TASK DIRECTIONS:
Check each line of the data, and copy those where "this" appears.

DATA SECTION:

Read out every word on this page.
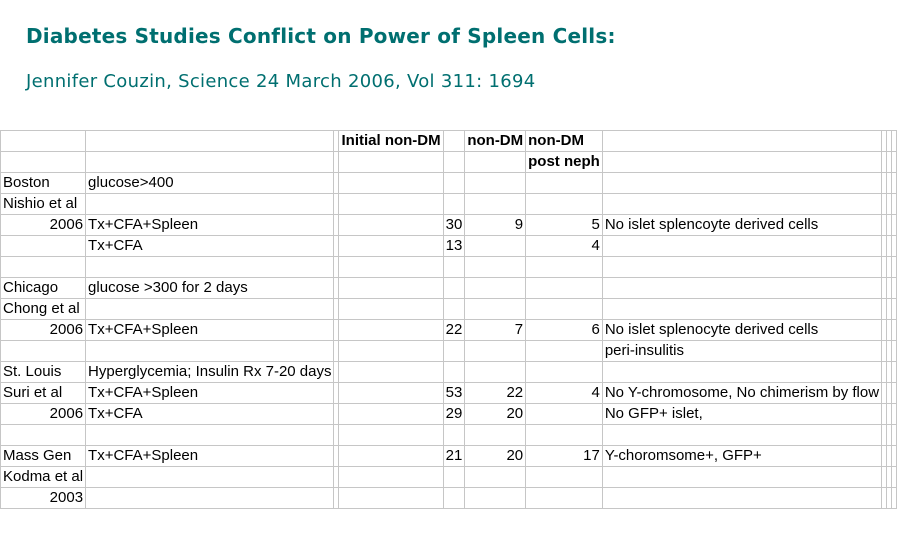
Diabetes Studies Conflict on Power of Spleen Cells:

Jennifer Couzin, Science 24 March 2006, Vol 311: 1694

			Initial non-DM		non-DM	non-DM				
						post neph				
Boston	glucose>400									
Nishio et al										
2006	Tx+CFA+Spleen			30	9	5	No islet splencoyte derived cells			
	Tx+CFA			13		4				

Chicago	glucose >300 for 2 days									
Chong et al										
2006	Tx+CFA+Spleen			22	7	6	No islet splenocyte derived cells			
							peri-insulitis			
St. Louis	Hyperglycemia; Insulin Rx 7-20 days									
Suri et al	Tx+CFA+Spleen			53	22	4	No Y-chromosome, No chimerism by flow			
2006	Tx+CFA			29	20		No GFP+ islet,			

Mass Gen	Tx+CFA+Spleen			21	20	17	Y-choromsome+, GFP+			
Kodma et al										
2003										
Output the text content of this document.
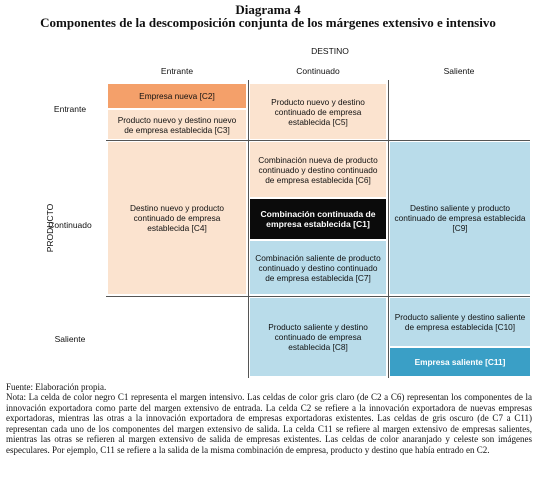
Diagrama 4
Componentes de la descomposición conjunta de los márgenes extensivo e intensivo
DESTINO
Entrante	Continuado	Saliente
PRODUCTO
Entrante
Continuado
Saliente
Empresa nueva [C2]
Producto nuevo y destino nuevo de empresa establecida [C3]
Producto nuevo y destino continuado de empresa establecida [C5]
Destino nuevo y producto continuado de empresa establecida [C4]
Combinación nueva de producto continuado y destino continuado de empresa establecida [C6]
Combinación continuada de empresa establecida [C1]
Combinación saliente de producto continuado y destino continuado de empresa establecida [C7]
Destino saliente y producto continuado de empresa establecida [C9]
Producto saliente y destino continuado de empresa establecida [C8]
Producto saliente y destino saliente de empresa establecida [C10]
Empresa saliente [C11]
Fuente: Elaboración propia.
Nota: La celda de color negro C1 representa el margen intensivo. Las celdas de color gris claro (de C2 a C6) representan los componentes de la innovación exportadora como parte del margen extensivo de entrada. La celda C2 se refiere a la innovación exportadora de nuevas empresas exportadoras, mientras las otras a la innovación exportadora de empresas exportadoras existentes. Las celdas de gris oscuro (de C7 a C11) representan cada uno de los componentes del margen extensivo de salida. La celda C11 se refiere al margen extensivo de empresas salientes, mientras las otras se refieren al margen extensivo de salida de empresas existentes. Las celdas de color anaranjado y celeste son imágenes especulares. Por ejemplo, C11 se refiere a la salida de la misma combinación de empresa, producto y destino que había entrado en C2.
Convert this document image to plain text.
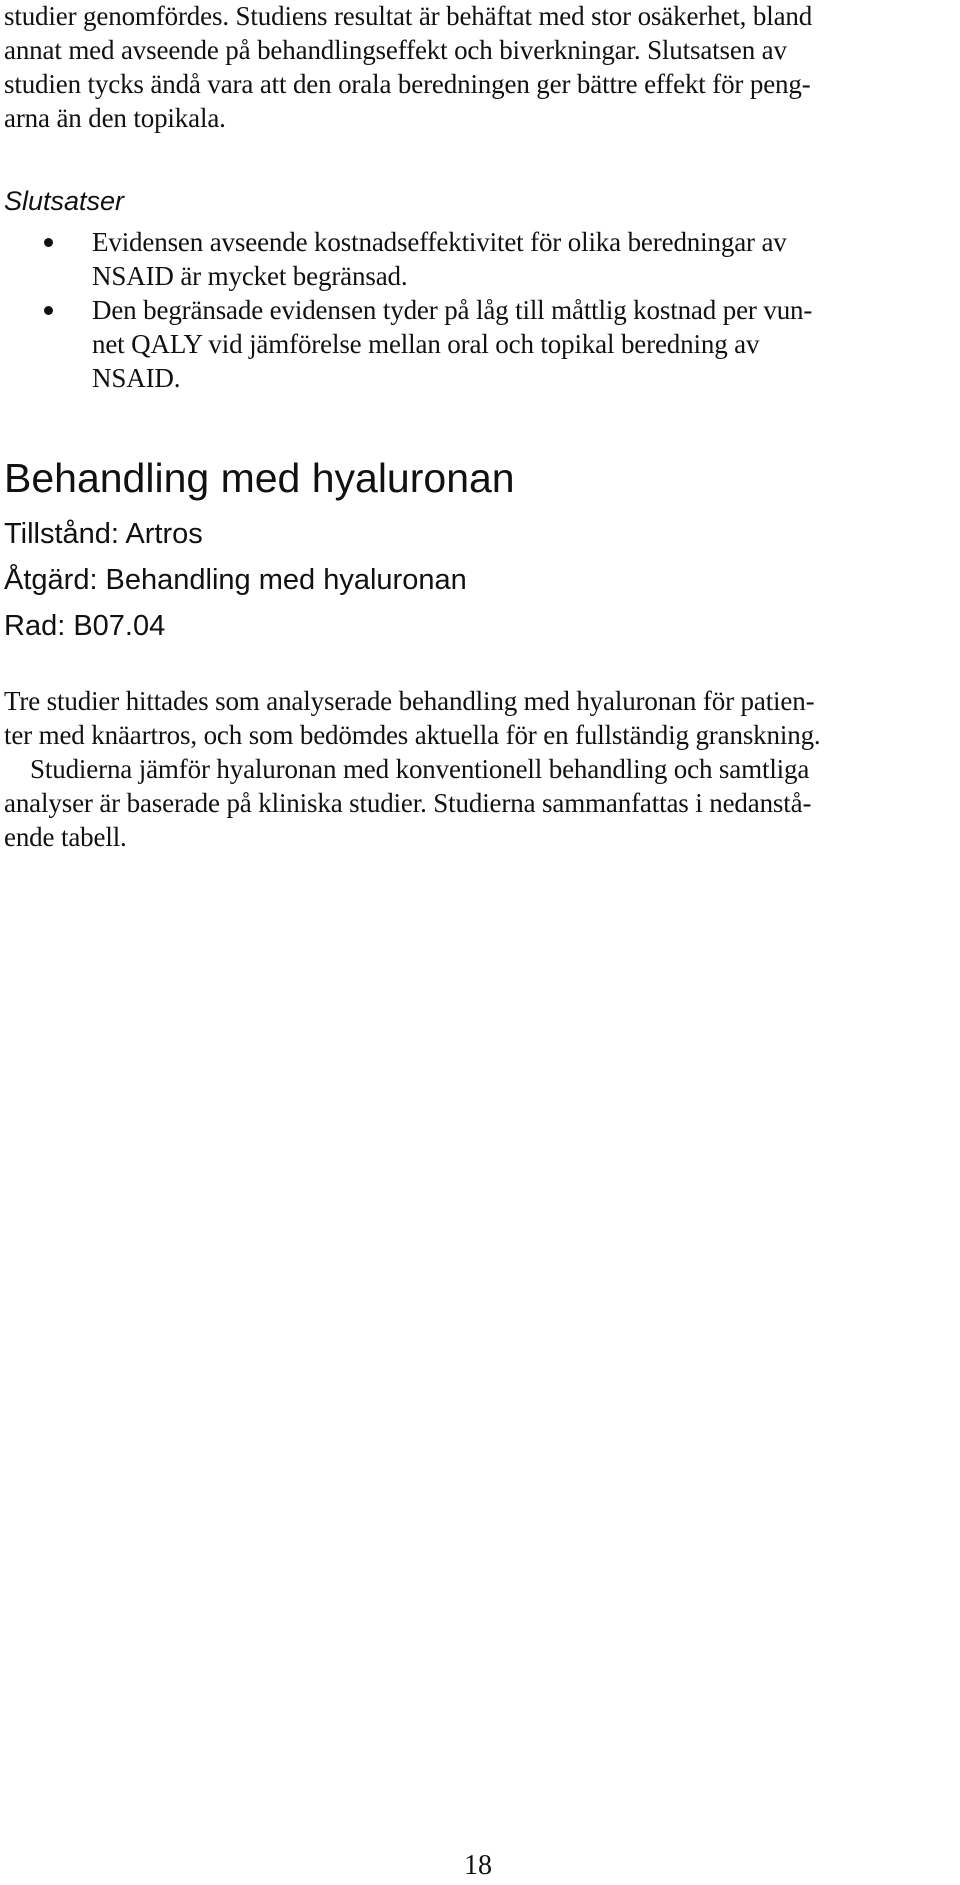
studier genomfördes. Studiens resultat är behäftat med stor osäkerhet, bland
annat med avseende på behandlingseffekt och biverkningar. Slutsatsen av
studien tycks ändå vara att den orala beredningen ger bättre effekt för peng-
arna än den topikala.
Slutsatser
Evidensen avseende kostnadseffektivitet för olika beredningar av
NSAID är mycket begränsad.
Den begränsade evidensen tyder på låg till måttlig kostnad per vun-
net QALY vid jämförelse mellan oral och topikal beredning av
NSAID.
Behandling med hyaluronan
Tillstånd: Artros
Åtgärd: Behandling med hyaluronan
Rad: B07.04
Tre studier hittades som analyserade behandling med hyaluronan för patien-
ter med knäartros, och som bedömdes aktuella för en fullständig granskning.
Studierna jämför hyaluronan med konventionell behandling och samtliga
analyser är baserade på kliniska studier. Studierna sammanfattas i nedanstå-
ende tabell.
18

ANSWER BOX:
Read out every word on this page.
Output the text content of this document.
Convert this document image to plain text.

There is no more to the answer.